• WHAT TO WORK ON
Leave out the pictures and return every entry exactly as it appears.
>> Begin GIVEN RECORDS
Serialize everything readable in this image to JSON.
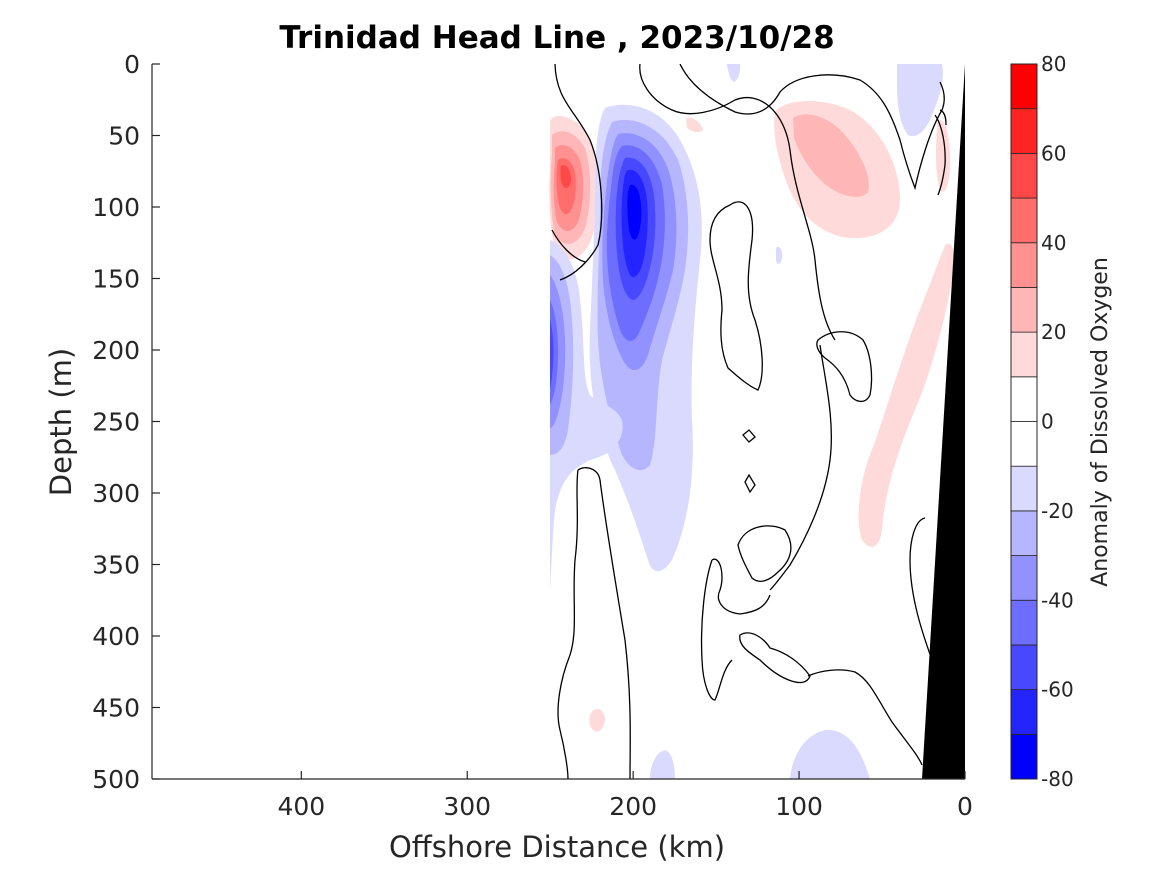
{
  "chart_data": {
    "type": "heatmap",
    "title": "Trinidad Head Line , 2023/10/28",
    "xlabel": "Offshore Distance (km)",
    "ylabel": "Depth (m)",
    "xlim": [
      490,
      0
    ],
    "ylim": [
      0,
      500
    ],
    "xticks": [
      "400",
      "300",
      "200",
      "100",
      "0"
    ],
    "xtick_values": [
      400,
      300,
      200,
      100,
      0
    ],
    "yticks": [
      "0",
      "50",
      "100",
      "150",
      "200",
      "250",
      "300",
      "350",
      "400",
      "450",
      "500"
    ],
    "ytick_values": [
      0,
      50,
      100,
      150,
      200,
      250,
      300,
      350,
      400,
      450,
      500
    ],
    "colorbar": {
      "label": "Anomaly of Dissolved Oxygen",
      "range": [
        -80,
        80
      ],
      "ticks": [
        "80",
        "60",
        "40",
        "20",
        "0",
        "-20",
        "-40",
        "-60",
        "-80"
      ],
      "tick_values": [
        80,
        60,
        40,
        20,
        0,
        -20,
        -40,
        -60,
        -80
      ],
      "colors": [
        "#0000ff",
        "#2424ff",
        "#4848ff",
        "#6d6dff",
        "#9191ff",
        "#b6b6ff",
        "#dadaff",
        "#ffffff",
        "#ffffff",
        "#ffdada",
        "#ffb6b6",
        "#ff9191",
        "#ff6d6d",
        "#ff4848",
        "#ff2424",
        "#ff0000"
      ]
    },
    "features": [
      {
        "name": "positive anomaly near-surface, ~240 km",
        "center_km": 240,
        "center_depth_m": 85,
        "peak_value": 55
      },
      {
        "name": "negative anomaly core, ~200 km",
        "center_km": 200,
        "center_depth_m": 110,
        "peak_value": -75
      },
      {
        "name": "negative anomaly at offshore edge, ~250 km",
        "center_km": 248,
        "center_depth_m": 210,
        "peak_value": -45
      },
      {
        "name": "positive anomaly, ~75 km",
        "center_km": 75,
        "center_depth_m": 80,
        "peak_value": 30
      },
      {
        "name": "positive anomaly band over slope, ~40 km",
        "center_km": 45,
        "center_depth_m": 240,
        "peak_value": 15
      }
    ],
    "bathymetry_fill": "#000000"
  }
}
>> End GIVEN RECORDS
• FULL ANSWER
Serialize everything readable in this image to JSON.
{
  "chart_data": {
    "type": "heatmap",
    "title": "Trinidad Head Line , 2023/10/28",
    "xlabel": "Offshore Distance (km)",
    "ylabel": "Depth (m)",
    "xlim": [
      490,
      0
    ],
    "ylim": [
      0,
      500
    ],
    "xticks": [
      "400",
      "300",
      "200",
      "100",
      "0"
    ],
    "xtick_values": [
      400,
      300,
      200,
      100,
      0
    ],
    "yticks": [
      "0",
      "50",
      "100",
      "150",
      "200",
      "250",
      "300",
      "350",
      "400",
      "450",
      "500"
    ],
    "ytick_values": [
      0,
      50,
      100,
      150,
      200,
      250,
      300,
      350,
      400,
      450,
      500
    ],
    "colorbar": {
      "label": "Anomaly of Dissolved Oxygen",
      "range": [
        -80,
        80
      ],
      "ticks": [
        "80",
        "60",
        "40",
        "20",
        "0",
        "-20",
        "-40",
        "-60",
        "-80"
      ],
      "tick_values": [
        80,
        60,
        40,
        20,
        0,
        -20,
        -40,
        -60,
        -80
      ],
      "colors": [
        "#0000ff",
        "#2424ff",
        "#4848ff",
        "#6d6dff",
        "#9191ff",
        "#b6b6ff",
        "#dadaff",
        "#ffffff",
        "#ffffff",
        "#ffdada",
        "#ffb6b6",
        "#ff9191",
        "#ff6d6d",
        "#ff4848",
        "#ff2424",
        "#ff0000"
      ]
    },
    "features": [
      {
        "name": "positive anomaly near-surface, ~240 km",
        "center_km": 240,
        "center_depth_m": 85,
        "peak_value": 55
      },
      {
        "name": "negative anomaly core, ~200 km",
        "center_km": 200,
        "center_depth_m": 110,
        "peak_value": -75
      },
      {
        "name": "negative anomaly at offshore edge, ~250 km",
        "center_km": 248,
        "center_depth_m": 210,
        "peak_value": -45
      },
      {
        "name": "positive anomaly, ~75 km",
        "center_km": 75,
        "center_depth_m": 80,
        "peak_value": 30
      },
      {
        "name": "positive anomaly band over slope, ~40 km",
        "center_km": 45,
        "center_depth_m": 240,
        "peak_value": 15
      }
    ],
    "bathymetry_fill": "#000000"
  }
}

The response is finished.